Ieri a metà pomeriggio Silvio Berlusconi ha ricevuto una telefonata da Matteo Salvini nella sua suite al San Raffaele per fare il punto sul Quirinale. I due hanno parlato dello scrutinio del mattino in cui la coalizione che il Cav ha fondato si è presentata divisa, della difficoltà di portare avanti una candidatura targata centrodestra, dell'esigenza di mantenere Draghi a Palazzo Chigi per non mandare all'aria il governo in una fase così difficile e della possibilità di trovare un'intesa con il centrosinistra su un nome. Il Cav ha salutato il suo interlocutore con una frase piena di saggezza: «Ricordati Matteo: un pareggio è sempre meglio di una sconfitta».

**Righe da elaborare**:
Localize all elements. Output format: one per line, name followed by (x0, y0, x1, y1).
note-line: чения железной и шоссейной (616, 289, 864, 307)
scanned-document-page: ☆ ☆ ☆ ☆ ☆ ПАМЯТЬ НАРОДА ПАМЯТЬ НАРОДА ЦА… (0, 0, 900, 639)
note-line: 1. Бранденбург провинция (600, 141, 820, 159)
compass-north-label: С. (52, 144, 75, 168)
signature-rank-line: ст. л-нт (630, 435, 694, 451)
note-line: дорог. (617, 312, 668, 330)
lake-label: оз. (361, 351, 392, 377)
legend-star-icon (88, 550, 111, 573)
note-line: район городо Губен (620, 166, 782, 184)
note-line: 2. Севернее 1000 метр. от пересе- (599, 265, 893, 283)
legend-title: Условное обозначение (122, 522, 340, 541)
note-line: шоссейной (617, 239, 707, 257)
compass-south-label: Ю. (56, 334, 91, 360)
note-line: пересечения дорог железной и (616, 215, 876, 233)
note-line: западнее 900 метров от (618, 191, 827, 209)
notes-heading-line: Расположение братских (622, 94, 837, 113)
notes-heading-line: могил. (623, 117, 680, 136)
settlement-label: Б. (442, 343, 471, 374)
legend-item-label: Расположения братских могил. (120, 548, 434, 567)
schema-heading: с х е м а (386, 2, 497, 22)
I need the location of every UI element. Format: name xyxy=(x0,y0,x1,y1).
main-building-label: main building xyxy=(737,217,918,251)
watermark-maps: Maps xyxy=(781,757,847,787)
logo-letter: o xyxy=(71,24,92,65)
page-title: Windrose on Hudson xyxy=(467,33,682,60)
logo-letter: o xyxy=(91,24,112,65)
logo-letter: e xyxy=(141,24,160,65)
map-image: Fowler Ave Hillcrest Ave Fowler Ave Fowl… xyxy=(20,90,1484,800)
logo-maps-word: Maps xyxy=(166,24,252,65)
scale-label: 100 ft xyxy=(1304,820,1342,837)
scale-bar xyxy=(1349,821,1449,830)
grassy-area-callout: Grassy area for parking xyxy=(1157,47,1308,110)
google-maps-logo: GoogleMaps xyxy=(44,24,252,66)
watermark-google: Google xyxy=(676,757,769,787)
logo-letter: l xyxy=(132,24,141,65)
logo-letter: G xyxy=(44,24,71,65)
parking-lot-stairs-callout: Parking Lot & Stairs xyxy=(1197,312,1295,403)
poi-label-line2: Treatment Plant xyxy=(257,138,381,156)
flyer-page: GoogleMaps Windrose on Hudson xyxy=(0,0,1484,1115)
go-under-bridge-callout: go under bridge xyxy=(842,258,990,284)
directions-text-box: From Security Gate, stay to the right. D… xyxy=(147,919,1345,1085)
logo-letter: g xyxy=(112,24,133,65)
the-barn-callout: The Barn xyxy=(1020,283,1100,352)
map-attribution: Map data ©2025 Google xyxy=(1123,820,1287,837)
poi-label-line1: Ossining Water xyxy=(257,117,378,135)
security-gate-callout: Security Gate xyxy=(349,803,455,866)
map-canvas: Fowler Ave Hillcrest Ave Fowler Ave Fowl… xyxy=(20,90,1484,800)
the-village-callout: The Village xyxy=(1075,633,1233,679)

**Consegne dell'esercizio**:
**A)** Nel brano sulla telefonata tra Berlusconi e Salvini, per quale motivo si ritiene necessario mantenere Draghi a Palazzo Chigi? Rispondi in una-tre frasi.
**B)** Duplica senza modifiche le righe, dalla prima fino a quella che contiene "schema-heading: с х е м а (386, 2, 497, 22)", entrambe incluse.

**Risposte finali**:
**A)** Per non mandare all'aria il governo in una fase così difficile.

**B)**
Localize all elements. Output format: one per line, name followed by (x0, y0, x1, y1).
note-line: чения железной и шоссейной (616, 289, 864, 307)
scanned-document-page: ☆ ☆ ☆ ☆ ☆ ПАМЯТЬ НАРОДА ПАМЯТЬ НАРОДА ЦА… (0, 0, 900, 639)
note-line: 1. Бранденбург провинция (600, 141, 820, 159)
compass-north-label: С. (52, 144, 75, 168)
signature-rank-line: ст. л-нт (630, 435, 694, 451)
note-line: дорог. (617, 312, 668, 330)
lake-label: оз. (361, 351, 392, 377)
legend-star-icon (88, 550, 111, 573)
note-line: район городо Губен (620, 166, 782, 184)
note-line: 2. Севернее 1000 метр. от пересе- (599, 265, 893, 283)
legend-title: Условное обозначение (122, 522, 340, 541)
note-line: шоссейной (617, 239, 707, 257)
compass-south-label: Ю. (56, 334, 91, 360)
note-line: пересечения дорог железной и (616, 215, 876, 233)
note-line: западнее 900 метров от (618, 191, 827, 209)
notes-heading-line: Расположение братских (622, 94, 837, 113)
notes-heading-line: могил. (623, 117, 680, 136)
settlement-label: Б. (442, 343, 471, 374)
legend-item-label: Расположения братских могил. (120, 548, 434, 567)
schema-heading: с х е м а (386, 2, 497, 22)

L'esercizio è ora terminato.